* begin Available data *

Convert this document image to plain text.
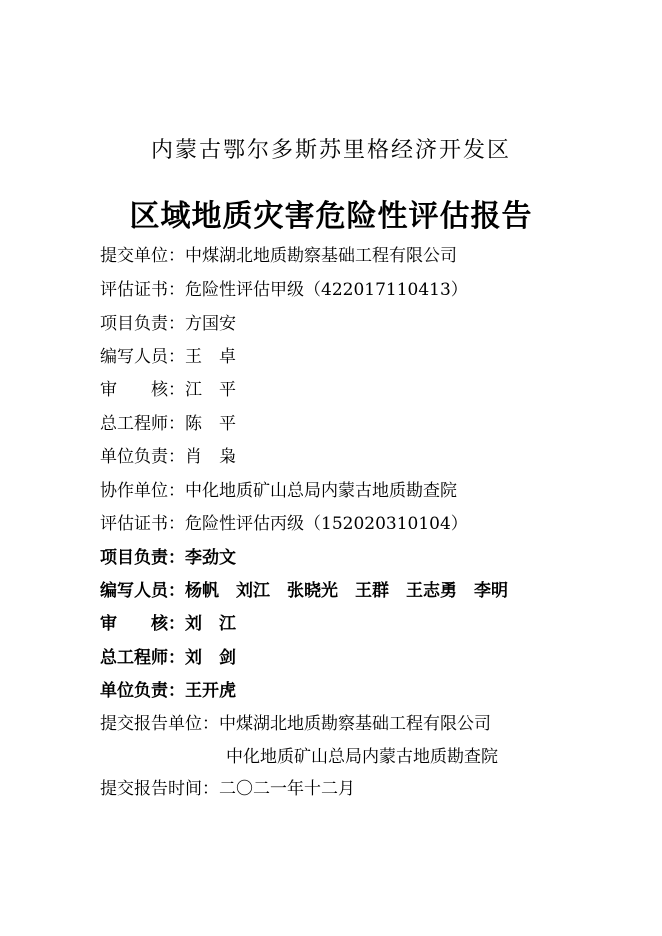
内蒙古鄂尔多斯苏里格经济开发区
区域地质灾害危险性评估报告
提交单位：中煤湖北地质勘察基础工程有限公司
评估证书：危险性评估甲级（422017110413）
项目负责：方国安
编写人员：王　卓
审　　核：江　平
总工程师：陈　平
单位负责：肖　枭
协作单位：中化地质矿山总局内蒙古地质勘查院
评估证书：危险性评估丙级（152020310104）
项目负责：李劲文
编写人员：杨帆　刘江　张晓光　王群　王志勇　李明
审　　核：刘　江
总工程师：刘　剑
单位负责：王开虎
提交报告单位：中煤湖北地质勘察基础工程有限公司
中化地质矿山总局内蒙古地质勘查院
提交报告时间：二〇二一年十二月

* end Available data *

Are you able to set down all the lines above exactly, without any pictures?

Convert this document image to plain text.
内蒙古鄂尔多斯苏里格经济开发区
区域地质灾害危险性评估报告
提交单位：中煤湖北地质勘察基础工程有限公司
评估证书：危险性评估甲级（422017110413）
项目负责：方国安
编写人员：王　卓
审　　核：江　平
总工程师：陈　平
单位负责：肖　枭
协作单位：中化地质矿山总局内蒙古地质勘查院
评估证书：危险性评估丙级（152020310104）
项目负责：李劲文
编写人员：杨帆　刘江　张晓光　王群　王志勇　李明
审　　核：刘　江
总工程师：刘　剑
单位负责：王开虎
提交报告单位：中煤湖北地质勘察基础工程有限公司
中化地质矿山总局内蒙古地质勘查院
提交报告时间：二〇二一年十二月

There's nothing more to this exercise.